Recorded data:
◆ ◆ ◆ ◆ ◆ ◆ ◆

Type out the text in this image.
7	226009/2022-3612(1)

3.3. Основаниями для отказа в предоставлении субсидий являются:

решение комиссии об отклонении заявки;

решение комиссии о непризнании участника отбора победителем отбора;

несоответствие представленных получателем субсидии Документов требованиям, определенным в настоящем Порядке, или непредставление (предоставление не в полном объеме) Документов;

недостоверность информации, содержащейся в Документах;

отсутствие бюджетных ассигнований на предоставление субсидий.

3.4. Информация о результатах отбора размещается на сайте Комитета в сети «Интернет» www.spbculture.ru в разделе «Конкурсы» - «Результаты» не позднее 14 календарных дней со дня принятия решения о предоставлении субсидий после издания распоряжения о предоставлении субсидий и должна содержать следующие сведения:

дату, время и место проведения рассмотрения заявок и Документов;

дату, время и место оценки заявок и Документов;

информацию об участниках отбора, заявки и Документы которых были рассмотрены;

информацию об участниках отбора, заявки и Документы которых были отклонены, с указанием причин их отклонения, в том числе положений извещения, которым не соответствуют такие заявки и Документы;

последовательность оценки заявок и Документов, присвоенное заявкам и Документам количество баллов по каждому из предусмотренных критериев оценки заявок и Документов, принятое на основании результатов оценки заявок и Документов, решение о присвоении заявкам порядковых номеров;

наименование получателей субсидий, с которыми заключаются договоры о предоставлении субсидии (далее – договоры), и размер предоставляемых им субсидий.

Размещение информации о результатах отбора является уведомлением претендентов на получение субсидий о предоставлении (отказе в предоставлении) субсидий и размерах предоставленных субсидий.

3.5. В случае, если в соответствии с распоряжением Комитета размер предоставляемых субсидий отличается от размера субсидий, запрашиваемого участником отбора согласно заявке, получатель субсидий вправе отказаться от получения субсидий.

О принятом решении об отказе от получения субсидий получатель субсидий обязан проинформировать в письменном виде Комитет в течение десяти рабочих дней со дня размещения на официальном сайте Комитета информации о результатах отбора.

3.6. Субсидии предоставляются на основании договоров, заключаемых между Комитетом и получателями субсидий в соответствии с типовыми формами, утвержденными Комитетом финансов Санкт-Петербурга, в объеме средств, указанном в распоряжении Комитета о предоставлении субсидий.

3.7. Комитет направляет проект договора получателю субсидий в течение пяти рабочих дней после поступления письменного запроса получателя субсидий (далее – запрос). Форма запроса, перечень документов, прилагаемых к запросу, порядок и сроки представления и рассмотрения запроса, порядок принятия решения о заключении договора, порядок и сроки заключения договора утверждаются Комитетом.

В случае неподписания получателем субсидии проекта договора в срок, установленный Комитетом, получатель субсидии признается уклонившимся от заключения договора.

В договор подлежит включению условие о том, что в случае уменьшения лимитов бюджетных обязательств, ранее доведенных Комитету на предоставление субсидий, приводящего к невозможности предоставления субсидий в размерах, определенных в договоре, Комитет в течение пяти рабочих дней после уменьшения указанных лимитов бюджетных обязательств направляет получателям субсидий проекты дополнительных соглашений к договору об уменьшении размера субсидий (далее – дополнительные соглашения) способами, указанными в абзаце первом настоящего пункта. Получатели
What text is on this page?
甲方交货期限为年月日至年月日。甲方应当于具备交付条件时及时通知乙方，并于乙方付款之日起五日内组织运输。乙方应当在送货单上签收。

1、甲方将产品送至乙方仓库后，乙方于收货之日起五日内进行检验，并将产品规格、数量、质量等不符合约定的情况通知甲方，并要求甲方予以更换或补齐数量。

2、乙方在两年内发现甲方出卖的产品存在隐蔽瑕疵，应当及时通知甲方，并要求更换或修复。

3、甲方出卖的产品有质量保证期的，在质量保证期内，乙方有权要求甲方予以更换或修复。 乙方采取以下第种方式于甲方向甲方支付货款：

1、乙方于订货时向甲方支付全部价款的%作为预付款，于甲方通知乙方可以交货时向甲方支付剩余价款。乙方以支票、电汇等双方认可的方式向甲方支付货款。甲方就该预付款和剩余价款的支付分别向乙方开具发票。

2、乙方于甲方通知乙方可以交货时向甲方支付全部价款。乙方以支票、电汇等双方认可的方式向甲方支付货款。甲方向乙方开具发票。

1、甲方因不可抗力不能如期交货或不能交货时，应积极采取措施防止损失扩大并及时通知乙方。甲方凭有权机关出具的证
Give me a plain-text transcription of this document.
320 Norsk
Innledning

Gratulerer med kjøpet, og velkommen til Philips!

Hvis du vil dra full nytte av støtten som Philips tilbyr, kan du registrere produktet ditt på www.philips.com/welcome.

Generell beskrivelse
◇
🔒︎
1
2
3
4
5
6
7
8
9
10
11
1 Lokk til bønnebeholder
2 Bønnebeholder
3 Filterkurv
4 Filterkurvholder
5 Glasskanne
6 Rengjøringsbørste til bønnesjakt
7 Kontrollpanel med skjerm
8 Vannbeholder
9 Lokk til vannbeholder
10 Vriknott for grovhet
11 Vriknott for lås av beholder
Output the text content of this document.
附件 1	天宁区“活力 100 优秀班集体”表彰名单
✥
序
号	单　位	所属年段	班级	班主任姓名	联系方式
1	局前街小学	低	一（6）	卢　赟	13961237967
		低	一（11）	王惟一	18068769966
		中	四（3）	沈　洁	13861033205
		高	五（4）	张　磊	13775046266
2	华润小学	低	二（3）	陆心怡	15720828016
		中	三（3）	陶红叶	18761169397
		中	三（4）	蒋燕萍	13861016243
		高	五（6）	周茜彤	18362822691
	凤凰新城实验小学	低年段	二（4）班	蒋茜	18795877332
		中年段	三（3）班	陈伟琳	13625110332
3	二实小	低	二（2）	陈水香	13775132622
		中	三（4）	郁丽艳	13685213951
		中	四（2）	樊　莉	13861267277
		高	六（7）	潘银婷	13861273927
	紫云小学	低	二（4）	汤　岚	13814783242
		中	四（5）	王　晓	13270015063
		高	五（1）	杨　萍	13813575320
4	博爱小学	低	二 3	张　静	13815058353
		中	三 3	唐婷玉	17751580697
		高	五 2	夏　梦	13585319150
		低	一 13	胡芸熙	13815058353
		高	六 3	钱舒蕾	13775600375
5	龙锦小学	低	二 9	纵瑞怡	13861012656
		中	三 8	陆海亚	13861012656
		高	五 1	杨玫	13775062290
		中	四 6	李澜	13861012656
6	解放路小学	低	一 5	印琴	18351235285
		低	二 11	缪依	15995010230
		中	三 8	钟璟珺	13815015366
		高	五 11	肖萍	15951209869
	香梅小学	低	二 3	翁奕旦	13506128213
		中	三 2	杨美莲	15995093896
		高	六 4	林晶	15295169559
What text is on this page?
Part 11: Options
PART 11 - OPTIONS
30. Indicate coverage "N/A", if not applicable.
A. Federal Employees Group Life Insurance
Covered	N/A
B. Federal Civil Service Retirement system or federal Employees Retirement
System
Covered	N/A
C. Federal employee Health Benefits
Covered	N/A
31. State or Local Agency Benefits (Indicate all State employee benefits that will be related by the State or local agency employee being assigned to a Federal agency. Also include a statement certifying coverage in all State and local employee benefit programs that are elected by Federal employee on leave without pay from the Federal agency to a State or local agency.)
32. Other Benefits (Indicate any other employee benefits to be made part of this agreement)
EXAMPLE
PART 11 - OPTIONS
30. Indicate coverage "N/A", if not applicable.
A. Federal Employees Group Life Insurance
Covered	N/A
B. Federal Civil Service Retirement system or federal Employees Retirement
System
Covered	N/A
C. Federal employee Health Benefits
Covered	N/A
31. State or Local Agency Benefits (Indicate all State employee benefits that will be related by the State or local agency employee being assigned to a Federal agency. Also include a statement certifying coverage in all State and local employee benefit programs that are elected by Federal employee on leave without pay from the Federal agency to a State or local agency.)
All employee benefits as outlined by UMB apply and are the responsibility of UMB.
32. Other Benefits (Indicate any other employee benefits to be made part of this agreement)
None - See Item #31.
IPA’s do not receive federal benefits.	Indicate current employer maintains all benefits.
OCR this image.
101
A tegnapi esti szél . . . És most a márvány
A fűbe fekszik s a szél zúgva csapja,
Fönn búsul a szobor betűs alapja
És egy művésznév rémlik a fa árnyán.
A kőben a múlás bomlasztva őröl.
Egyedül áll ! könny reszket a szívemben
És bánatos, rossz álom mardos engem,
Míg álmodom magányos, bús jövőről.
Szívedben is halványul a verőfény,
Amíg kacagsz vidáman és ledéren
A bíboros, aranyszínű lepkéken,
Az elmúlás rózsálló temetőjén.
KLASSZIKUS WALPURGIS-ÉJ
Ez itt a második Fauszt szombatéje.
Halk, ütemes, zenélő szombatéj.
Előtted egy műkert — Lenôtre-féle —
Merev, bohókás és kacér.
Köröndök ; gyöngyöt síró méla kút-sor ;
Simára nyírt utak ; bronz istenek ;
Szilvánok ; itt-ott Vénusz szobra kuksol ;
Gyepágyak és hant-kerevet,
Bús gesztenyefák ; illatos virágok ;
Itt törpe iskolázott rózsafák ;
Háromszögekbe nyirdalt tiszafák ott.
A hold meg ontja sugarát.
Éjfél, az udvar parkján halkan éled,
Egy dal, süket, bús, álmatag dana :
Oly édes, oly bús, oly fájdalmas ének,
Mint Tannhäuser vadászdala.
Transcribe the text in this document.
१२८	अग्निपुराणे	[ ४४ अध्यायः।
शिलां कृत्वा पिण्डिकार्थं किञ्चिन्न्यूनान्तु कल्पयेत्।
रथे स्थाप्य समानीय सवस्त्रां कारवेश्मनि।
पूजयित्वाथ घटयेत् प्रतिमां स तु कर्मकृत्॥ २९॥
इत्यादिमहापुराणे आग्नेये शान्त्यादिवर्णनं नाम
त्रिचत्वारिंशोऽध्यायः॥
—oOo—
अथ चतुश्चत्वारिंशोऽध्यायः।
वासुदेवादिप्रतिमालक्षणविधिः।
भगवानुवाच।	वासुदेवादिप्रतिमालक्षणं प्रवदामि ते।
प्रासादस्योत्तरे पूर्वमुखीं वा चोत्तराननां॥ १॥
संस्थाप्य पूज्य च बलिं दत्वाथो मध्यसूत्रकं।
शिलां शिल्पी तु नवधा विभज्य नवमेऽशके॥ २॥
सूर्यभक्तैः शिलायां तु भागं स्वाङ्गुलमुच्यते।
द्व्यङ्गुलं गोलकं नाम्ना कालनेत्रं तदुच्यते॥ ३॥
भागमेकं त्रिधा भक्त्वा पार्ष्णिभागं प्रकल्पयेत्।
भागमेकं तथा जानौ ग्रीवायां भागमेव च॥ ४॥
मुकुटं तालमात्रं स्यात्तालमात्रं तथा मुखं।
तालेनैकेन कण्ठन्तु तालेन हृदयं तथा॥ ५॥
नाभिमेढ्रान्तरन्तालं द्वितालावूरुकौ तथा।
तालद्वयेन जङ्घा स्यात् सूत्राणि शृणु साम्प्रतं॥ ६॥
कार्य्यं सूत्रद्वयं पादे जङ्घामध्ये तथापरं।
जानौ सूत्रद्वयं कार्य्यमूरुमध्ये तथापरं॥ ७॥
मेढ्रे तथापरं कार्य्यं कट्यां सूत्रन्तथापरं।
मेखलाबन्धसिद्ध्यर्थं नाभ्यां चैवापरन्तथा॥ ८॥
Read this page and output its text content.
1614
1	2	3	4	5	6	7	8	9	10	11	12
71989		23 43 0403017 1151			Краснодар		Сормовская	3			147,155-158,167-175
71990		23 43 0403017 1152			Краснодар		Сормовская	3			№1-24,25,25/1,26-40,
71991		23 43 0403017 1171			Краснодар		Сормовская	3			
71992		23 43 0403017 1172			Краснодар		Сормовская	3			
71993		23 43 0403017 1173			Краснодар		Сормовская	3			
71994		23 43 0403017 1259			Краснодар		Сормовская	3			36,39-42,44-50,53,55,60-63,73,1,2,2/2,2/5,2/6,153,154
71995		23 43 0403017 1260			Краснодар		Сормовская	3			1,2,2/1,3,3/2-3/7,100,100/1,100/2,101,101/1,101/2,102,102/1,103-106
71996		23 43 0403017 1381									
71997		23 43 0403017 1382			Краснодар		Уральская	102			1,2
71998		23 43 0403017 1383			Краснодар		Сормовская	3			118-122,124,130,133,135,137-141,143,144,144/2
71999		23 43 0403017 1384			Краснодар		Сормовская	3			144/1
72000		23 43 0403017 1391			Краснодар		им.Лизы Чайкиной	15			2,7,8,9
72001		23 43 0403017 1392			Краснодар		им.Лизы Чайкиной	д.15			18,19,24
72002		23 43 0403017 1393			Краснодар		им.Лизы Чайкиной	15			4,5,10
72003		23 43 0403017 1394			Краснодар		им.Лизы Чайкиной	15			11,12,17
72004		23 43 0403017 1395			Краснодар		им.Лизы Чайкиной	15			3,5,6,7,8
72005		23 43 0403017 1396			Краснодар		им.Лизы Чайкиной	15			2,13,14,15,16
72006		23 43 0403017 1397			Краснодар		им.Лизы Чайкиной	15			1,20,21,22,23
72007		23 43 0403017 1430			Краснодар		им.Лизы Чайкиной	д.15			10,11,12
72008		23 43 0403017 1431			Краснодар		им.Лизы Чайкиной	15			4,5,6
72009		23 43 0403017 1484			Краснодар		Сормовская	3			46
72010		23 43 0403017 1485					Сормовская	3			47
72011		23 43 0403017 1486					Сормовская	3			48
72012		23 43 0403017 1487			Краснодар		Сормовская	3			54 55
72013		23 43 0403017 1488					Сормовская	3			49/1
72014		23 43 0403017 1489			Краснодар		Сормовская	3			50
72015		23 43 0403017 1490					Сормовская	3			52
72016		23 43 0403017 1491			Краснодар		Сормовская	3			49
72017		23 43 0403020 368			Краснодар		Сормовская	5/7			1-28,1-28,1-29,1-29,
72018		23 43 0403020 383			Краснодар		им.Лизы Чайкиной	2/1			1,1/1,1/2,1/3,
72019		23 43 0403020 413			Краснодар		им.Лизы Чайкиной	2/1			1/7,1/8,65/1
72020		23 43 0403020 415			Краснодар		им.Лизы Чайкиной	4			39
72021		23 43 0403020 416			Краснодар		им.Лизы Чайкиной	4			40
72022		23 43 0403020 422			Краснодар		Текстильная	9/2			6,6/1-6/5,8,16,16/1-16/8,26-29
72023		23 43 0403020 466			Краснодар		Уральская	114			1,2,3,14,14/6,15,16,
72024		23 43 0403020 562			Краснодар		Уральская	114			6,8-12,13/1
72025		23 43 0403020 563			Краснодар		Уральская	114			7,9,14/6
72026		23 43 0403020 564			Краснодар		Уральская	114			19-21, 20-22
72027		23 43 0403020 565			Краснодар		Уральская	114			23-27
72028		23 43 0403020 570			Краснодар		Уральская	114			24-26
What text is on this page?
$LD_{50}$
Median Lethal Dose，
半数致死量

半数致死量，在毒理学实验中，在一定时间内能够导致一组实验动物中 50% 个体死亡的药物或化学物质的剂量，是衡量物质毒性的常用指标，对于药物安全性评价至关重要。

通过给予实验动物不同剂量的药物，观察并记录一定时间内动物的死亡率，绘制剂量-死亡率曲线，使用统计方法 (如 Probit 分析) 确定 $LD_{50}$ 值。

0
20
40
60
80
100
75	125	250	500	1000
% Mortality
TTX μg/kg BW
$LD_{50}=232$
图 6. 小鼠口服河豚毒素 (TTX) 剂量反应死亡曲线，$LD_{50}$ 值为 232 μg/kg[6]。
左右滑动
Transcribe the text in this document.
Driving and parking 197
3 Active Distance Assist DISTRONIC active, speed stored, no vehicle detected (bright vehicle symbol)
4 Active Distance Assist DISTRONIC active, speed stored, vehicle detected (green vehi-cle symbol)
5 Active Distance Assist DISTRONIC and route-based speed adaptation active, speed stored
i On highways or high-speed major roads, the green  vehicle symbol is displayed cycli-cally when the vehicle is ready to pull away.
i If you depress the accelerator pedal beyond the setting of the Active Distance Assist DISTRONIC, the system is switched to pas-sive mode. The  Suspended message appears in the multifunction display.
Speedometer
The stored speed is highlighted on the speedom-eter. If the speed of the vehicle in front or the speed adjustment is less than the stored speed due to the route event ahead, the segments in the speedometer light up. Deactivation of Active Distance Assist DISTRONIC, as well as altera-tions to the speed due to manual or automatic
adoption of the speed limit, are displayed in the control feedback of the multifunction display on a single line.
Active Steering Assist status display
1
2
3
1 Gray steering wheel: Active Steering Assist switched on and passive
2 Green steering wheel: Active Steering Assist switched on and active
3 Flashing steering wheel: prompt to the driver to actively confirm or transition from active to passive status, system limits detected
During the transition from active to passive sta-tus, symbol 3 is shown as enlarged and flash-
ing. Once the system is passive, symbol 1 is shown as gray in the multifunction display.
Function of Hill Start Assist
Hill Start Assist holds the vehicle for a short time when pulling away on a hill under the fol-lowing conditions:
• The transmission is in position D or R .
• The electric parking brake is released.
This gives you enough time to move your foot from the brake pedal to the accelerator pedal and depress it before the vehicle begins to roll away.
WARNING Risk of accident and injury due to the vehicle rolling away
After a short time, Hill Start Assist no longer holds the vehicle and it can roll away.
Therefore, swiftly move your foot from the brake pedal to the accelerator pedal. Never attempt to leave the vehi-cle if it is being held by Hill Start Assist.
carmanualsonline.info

◆ ◆ ◆ ◆ ◆ ◆ ◆

WHAT IS NEEDED: Lines that hold "были" are the ones to copy; find all of them.

OUTPUT FOR THIS EXERCISE:
информацию об участниках отбора, заявки и Документы которых были рассмотрены;
информацию об участниках отбора, заявки и Документы которых были отклонены, с указанием причин их отклонения, в том числе положений извещения, которым не соответствуют такие заявки и Документы;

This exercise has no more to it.